Records that describe figures:
##########
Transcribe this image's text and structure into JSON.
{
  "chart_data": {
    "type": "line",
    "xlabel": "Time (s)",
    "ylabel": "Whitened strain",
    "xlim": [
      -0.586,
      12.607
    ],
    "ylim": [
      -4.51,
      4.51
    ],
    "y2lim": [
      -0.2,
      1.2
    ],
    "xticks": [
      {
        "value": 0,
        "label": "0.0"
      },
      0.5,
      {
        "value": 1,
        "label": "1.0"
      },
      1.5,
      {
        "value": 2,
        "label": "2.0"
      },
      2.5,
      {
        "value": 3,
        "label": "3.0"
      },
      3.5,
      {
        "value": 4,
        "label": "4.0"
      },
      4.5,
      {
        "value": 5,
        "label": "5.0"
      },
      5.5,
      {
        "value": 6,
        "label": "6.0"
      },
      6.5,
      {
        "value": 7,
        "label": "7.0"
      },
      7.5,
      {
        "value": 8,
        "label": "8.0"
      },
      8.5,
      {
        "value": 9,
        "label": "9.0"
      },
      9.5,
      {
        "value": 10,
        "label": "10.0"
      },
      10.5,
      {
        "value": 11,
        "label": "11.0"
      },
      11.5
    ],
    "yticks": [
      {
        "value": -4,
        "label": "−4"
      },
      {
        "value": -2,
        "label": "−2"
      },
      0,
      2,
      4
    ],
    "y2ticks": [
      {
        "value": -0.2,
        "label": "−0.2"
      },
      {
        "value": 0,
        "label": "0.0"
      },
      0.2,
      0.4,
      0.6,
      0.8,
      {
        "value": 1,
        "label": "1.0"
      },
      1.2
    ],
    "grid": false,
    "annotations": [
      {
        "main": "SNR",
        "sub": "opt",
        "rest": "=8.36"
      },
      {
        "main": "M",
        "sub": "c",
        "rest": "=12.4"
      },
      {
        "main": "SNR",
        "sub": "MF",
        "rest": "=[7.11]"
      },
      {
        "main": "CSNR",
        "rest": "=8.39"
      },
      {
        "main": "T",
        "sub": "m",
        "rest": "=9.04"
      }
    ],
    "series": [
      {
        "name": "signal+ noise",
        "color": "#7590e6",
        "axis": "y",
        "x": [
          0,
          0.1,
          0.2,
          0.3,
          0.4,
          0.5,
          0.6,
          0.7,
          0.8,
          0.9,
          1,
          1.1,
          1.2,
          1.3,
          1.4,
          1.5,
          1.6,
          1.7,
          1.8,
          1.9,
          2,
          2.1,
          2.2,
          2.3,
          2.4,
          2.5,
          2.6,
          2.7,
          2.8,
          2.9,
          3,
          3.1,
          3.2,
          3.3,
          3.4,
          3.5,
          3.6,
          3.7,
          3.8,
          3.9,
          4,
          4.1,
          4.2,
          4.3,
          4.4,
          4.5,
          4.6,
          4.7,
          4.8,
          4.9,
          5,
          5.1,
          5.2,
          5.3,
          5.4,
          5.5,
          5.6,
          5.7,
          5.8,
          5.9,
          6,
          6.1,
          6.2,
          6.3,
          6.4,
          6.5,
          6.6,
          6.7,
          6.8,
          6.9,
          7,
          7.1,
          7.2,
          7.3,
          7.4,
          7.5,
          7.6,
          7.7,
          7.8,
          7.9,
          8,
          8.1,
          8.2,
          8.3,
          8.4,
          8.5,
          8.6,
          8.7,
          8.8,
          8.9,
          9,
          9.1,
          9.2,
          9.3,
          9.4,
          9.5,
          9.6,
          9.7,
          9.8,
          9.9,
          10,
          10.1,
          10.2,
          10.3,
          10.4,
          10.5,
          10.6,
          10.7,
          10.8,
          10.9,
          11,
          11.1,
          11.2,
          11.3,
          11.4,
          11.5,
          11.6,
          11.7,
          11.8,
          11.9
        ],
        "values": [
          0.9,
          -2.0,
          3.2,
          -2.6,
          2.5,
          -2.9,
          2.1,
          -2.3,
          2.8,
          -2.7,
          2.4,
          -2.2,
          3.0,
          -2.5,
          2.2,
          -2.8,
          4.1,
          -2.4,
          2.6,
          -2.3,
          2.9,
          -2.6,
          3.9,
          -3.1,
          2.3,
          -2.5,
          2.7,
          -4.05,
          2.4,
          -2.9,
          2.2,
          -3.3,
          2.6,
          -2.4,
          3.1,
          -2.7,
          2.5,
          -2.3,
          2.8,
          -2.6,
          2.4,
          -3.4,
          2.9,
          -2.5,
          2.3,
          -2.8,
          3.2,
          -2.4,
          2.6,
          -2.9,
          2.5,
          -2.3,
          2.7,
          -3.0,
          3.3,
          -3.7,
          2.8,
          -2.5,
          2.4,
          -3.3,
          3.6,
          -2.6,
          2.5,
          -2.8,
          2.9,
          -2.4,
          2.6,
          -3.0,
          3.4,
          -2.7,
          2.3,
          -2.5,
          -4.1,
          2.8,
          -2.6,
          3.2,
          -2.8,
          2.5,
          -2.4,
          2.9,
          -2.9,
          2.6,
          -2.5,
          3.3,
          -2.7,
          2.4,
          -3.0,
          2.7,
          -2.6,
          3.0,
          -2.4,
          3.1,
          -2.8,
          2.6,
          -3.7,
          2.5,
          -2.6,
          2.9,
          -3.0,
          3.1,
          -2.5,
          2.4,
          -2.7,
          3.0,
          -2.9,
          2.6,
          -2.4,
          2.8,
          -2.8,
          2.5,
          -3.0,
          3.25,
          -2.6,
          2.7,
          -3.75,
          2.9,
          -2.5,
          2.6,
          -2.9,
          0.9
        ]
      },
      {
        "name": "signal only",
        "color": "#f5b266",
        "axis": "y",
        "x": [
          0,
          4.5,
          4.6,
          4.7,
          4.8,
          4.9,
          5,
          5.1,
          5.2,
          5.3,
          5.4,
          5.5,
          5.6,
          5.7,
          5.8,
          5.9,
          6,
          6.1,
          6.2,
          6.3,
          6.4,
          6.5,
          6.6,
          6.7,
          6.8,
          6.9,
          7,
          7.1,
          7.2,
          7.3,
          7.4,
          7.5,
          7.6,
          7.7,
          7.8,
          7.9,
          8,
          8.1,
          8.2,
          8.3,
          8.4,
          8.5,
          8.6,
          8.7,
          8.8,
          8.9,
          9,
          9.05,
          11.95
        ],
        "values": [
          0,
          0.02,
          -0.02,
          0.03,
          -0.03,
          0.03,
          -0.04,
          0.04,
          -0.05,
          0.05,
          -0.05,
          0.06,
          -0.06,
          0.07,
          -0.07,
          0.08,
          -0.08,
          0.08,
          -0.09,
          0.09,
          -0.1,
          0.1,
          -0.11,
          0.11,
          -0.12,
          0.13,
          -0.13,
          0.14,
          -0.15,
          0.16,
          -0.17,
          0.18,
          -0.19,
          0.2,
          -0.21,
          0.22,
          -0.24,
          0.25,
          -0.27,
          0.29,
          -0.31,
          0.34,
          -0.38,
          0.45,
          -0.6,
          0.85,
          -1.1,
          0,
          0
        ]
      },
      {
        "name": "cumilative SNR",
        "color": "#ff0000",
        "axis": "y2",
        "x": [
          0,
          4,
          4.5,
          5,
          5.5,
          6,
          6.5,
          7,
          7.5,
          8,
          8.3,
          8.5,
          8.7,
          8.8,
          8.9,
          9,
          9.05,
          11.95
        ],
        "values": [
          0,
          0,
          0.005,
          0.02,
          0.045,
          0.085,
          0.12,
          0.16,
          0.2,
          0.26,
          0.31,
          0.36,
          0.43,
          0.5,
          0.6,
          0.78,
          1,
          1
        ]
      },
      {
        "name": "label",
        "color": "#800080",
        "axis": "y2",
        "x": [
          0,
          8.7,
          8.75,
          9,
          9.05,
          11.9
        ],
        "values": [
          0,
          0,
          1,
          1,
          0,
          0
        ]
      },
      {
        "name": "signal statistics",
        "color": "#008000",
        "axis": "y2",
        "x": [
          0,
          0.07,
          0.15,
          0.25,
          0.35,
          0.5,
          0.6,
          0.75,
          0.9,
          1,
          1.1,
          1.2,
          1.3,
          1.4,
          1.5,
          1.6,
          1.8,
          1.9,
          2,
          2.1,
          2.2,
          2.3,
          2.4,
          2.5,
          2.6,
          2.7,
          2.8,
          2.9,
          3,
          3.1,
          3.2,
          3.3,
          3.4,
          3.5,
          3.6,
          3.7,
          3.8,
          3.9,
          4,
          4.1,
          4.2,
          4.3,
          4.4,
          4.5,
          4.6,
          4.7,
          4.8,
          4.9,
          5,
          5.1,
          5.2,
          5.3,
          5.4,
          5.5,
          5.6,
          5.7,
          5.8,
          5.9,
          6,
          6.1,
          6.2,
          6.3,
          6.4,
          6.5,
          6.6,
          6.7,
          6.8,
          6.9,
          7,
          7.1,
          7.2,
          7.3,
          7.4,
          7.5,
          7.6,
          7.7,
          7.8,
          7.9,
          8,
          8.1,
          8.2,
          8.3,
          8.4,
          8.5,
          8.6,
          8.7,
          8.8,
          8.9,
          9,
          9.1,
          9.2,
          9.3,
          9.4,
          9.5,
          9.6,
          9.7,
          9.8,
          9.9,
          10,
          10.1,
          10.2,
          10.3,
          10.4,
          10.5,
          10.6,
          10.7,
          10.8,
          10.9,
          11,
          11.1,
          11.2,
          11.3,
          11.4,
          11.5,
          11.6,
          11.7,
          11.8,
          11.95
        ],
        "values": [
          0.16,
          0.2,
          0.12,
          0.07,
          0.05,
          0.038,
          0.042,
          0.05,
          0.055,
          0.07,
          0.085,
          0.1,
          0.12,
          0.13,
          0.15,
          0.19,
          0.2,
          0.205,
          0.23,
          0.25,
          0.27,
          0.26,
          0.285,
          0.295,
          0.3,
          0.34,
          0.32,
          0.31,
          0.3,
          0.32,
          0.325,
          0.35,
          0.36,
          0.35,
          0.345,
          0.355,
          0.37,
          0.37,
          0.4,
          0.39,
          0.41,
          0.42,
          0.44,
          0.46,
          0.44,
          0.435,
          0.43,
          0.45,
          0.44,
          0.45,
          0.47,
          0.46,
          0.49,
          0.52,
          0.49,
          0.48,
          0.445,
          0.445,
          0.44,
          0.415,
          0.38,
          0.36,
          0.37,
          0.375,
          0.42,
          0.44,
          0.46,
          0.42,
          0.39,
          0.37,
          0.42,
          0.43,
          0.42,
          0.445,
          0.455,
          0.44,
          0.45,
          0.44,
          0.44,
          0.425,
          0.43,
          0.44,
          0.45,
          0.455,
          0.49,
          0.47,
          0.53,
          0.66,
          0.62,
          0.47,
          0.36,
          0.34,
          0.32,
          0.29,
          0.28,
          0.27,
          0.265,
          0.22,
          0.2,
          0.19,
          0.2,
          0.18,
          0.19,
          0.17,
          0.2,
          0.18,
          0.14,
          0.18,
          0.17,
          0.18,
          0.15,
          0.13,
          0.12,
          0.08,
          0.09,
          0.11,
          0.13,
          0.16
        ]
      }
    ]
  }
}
##########
GOAL:
Show each line in the entries that holds the string "rest".

RESPONSE:
        "rest": "=8.36"
        "rest": "=12.4"
        "rest": "=[7.11]"
        "rest": "=8.39"
        "rest": "=9.04"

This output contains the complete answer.